▶ **PROBLEM TO SOLVE**:
Copy out every line of the material below without changing anything.

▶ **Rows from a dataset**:
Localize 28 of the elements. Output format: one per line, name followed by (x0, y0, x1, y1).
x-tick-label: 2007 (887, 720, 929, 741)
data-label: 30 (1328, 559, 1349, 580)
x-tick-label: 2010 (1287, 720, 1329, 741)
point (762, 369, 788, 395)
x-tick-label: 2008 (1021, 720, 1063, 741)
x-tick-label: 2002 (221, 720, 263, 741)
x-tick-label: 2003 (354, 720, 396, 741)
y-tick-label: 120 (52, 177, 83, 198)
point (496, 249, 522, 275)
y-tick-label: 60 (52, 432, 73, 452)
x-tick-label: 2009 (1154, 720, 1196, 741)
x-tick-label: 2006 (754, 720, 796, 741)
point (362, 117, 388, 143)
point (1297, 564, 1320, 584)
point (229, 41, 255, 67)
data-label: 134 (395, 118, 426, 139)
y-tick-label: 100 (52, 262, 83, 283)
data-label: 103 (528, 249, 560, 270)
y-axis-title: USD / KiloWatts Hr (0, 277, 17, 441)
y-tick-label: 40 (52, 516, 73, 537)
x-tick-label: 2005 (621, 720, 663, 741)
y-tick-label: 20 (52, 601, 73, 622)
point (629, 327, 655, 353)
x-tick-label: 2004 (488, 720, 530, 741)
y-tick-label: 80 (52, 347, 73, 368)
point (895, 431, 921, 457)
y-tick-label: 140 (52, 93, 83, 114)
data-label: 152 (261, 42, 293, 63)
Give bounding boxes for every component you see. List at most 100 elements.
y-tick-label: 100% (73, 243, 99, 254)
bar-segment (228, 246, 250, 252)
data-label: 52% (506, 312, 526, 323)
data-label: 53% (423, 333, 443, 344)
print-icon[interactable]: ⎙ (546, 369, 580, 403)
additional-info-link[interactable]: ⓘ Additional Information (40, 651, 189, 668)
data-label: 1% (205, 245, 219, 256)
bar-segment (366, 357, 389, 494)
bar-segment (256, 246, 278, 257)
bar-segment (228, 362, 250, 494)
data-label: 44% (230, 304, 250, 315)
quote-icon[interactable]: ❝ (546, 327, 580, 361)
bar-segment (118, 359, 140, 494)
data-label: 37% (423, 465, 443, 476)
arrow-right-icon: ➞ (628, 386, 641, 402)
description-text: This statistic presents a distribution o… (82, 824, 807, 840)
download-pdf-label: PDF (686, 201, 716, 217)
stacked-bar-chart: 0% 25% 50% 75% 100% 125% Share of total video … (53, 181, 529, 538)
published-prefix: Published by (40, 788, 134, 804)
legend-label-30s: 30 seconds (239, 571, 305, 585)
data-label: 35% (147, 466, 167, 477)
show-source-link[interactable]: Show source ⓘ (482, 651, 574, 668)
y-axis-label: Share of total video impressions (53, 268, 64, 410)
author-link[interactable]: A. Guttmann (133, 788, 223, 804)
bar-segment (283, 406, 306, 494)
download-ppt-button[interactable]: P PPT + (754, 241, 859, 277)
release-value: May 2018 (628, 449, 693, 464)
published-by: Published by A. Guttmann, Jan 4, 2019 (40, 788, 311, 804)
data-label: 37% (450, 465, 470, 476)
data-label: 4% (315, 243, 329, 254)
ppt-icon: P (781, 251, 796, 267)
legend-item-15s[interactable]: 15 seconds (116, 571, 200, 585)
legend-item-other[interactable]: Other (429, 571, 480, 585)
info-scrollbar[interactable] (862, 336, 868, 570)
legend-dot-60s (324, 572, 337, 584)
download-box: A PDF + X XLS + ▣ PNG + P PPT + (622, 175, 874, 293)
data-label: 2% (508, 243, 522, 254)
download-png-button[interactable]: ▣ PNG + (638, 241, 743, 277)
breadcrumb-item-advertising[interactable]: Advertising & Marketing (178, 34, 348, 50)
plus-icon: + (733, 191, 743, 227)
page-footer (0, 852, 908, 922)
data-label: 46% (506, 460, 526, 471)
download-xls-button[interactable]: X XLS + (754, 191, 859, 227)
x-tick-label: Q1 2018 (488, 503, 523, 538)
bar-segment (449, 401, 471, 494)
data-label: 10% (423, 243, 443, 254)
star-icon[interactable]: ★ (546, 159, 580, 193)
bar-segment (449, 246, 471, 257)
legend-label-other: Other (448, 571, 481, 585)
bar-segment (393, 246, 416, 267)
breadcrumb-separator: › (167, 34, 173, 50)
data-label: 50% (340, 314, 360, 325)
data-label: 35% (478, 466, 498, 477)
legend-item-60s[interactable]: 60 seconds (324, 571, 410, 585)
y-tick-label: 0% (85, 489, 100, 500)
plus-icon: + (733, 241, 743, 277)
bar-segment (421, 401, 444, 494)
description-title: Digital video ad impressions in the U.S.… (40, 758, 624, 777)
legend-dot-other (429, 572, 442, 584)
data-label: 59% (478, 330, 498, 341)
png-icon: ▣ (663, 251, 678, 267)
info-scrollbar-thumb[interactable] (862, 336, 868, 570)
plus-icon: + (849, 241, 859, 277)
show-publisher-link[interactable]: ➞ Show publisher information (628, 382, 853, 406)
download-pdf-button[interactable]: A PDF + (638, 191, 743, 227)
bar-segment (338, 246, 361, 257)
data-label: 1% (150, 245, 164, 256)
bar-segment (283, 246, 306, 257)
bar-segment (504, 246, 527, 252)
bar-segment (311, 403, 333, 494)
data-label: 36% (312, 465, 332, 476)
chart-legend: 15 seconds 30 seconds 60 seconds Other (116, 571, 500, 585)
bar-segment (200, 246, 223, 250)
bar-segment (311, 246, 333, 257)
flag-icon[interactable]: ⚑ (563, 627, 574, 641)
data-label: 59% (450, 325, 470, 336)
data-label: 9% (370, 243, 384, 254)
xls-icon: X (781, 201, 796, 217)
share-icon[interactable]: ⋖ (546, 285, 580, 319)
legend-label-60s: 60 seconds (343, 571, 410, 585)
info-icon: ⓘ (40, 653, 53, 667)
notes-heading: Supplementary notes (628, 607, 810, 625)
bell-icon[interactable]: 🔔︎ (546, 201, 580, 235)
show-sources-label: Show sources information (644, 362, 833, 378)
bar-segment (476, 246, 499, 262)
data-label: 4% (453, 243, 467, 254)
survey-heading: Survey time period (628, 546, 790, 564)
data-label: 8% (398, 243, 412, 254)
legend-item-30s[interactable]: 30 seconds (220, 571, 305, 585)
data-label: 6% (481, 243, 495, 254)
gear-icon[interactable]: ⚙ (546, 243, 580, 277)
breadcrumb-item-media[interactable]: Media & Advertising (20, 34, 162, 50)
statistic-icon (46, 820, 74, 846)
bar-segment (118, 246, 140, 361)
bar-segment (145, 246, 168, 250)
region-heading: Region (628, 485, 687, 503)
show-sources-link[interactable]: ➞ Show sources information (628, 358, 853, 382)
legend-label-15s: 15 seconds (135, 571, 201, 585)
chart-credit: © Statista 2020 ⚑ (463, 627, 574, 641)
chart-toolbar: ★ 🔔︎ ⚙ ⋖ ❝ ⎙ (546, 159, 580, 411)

▶ **EXPECTED ANSWER**:
Localize 28 of the elements. Output format: one per line, name followed by (x0, y0, x1, y1).
x-tick-label: 2007 (887, 720, 929, 741)
data-label: 30 (1328, 559, 1349, 580)
x-tick-label: 2010 (1287, 720, 1329, 741)
point (762, 369, 788, 395)
x-tick-label: 2008 (1021, 720, 1063, 741)
x-tick-label: 2002 (221, 720, 263, 741)
x-tick-label: 2003 (354, 720, 396, 741)
y-tick-label: 120 (52, 177, 83, 198)
point (496, 249, 522, 275)
y-tick-label: 60 (52, 432, 73, 452)
x-tick-label: 2009 (1154, 720, 1196, 741)
x-tick-label: 2006 (754, 720, 796, 741)
point (362, 117, 388, 143)
point (1297, 564, 1320, 584)
point (229, 41, 255, 67)
data-label: 134 (395, 118, 426, 139)
y-tick-label: 100 (52, 262, 83, 283)
data-label: 103 (528, 249, 560, 270)
y-axis-title: USD / KiloWatts Hr (0, 277, 17, 441)
y-tick-label: 40 (52, 516, 73, 537)
x-tick-label: 2005 (621, 720, 663, 741)
y-tick-label: 20 (52, 601, 73, 622)
point (629, 327, 655, 353)
x-tick-label: 2004 (488, 720, 530, 741)
y-tick-label: 80 (52, 347, 73, 368)
point (895, 431, 921, 457)
y-tick-label: 140 (52, 93, 83, 114)
data-label: 152 (261, 42, 293, 63)
Give bounding boxes for every component you see. List at most 100 elements.
y-tick-label: 100% (73, 243, 99, 254)
bar-segment (228, 246, 250, 252)
data-label: 52% (506, 312, 526, 323)
data-label: 53% (423, 333, 443, 344)
print-icon[interactable]: ⎙ (546, 369, 580, 403)
additional-info-link[interactable]: ⓘ Additional Information (40, 651, 189, 668)
data-label: 1% (205, 245, 219, 256)
bar-segment (366, 357, 389, 494)
bar-segment (256, 246, 278, 257)
bar-segment (228, 362, 250, 494)
data-label: 44% (230, 304, 250, 315)
quote-icon[interactable]: ❝ (546, 327, 580, 361)
bar-segment (118, 359, 140, 494)
data-label: 37% (423, 465, 443, 476)
arrow-right-icon: ➞ (628, 386, 641, 402)
description-text: This statistic presents a distribution o… (82, 824, 807, 840)
download-pdf-label: PDF (686, 201, 716, 217)
stacked-bar-chart: 0% 25% 50% 75% 100% 125% Share of total video … (53, 181, 529, 538)
published-prefix: Published by (40, 788, 134, 804)
legend-label-30s: 30 seconds (239, 571, 305, 585)
data-label: 35% (147, 466, 167, 477)
show-source-link[interactable]: Show source ⓘ (482, 651, 574, 668)
y-axis-label: Share of total video impressions (53, 268, 64, 410)
author-link[interactable]: A. Guttmann (133, 788, 223, 804)
bar-segment (283, 406, 306, 494)
download-ppt-button[interactable]: P PPT + (754, 241, 859, 277)
release-value: May 2018 (628, 449, 693, 464)
published-by: Published by A. Guttmann, Jan 4, 2019 (40, 788, 311, 804)
data-label: 37% (450, 465, 470, 476)
data-label: 4% (315, 243, 329, 254)
ppt-icon: P (781, 251, 796, 267)
legend-item-15s[interactable]: 15 seconds (116, 571, 200, 585)
legend-item-other[interactable]: Other (429, 571, 480, 585)
info-scrollbar[interactable] (862, 336, 868, 570)
legend-dot-60s (324, 572, 337, 584)
download-box: A PDF + X XLS + ▣ PNG + P PPT + (622, 175, 874, 293)
data-label: 2% (508, 243, 522, 254)
download-png-button[interactable]: ▣ PNG + (638, 241, 743, 277)
breadcrumb-item-advertising[interactable]: Advertising & Marketing (178, 34, 348, 50)
plus-icon: + (733, 191, 743, 227)
page-footer (0, 852, 908, 922)
data-label: 46% (506, 460, 526, 471)
download-xls-button[interactable]: X XLS + (754, 191, 859, 227)
x-tick-label: Q1 2018 (488, 503, 523, 538)
bar-segment (449, 401, 471, 494)
data-label: 10% (423, 243, 443, 254)
star-icon[interactable]: ★ (546, 159, 580, 193)
bar-segment (449, 246, 471, 257)
legend-label-other: Other (448, 571, 481, 585)
bar-segment (393, 246, 416, 267)
breadcrumb-separator: › (167, 34, 173, 50)
data-label: 50% (340, 314, 360, 325)
data-label: 35% (478, 466, 498, 477)
legend-item-60s[interactable]: 60 seconds (324, 571, 410, 585)
y-tick-label: 0% (85, 489, 100, 500)
plus-icon: + (733, 241, 743, 277)
bar-segment (421, 401, 444, 494)
description-title: Digital video ad impressions in the U.S.… (40, 758, 624, 777)
legend-dot-other (429, 572, 442, 584)
data-label: 59% (478, 330, 498, 341)
png-icon: ▣ (663, 251, 678, 267)
info-scrollbar-thumb[interactable] (862, 336, 868, 570)
plus-icon: + (849, 241, 859, 277)
show-publisher-link[interactable]: ➞ Show publisher information (628, 382, 853, 406)
download-pdf-button[interactable]: A PDF + (638, 191, 743, 227)
bar-segment (338, 246, 361, 257)
data-label: 1% (150, 245, 164, 256)
bar-segment (283, 246, 306, 257)
bar-segment (504, 246, 527, 252)
bar-segment (311, 403, 333, 494)
data-label: 36% (312, 465, 332, 476)
chart-legend: 15 seconds 30 seconds 60 seconds Other (116, 571, 500, 585)
bar-segment (200, 246, 223, 250)
bar-segment (311, 246, 333, 257)
flag-icon[interactable]: ⚑ (563, 627, 574, 641)
data-label: 59% (450, 325, 470, 336)
data-label: 9% (370, 243, 384, 254)
xls-icon: X (781, 201, 796, 217)
share-icon[interactable]: ⋖ (546, 285, 580, 319)
legend-label-60s: 60 seconds (343, 571, 410, 585)
info-icon: ⓘ (40, 653, 53, 667)
notes-heading: Supplementary notes (628, 607, 810, 625)
bell-icon[interactable]: 🔔︎ (546, 201, 580, 235)
show-sources-label: Show sources information (644, 362, 833, 378)
bar-segment (476, 246, 499, 262)
data-label: 4% (453, 243, 467, 254)
survey-heading: Survey time period (628, 546, 790, 564)
data-label: 8% (398, 243, 412, 254)
legend-item-30s[interactable]: 30 seconds (220, 571, 305, 585)
data-label: 6% (481, 243, 495, 254)
gear-icon[interactable]: ⚙ (546, 243, 580, 277)
breadcrumb-item-media[interactable]: Media & Advertising (20, 34, 162, 50)
statistic-icon (46, 820, 74, 846)
bar-segment (118, 246, 140, 361)
bar-segment (145, 246, 168, 250)
region-heading: Region (628, 485, 687, 503)
show-sources-link[interactable]: ➞ Show sources information (628, 358, 853, 382)
legend-label-15s: 15 seconds (135, 571, 201, 585)
chart-credit: © Statista 2020 ⚑ (463, 627, 574, 641)
chart-toolbar: ★ 🔔︎ ⚙ ⋖ ❝ ⎙ (546, 159, 580, 411)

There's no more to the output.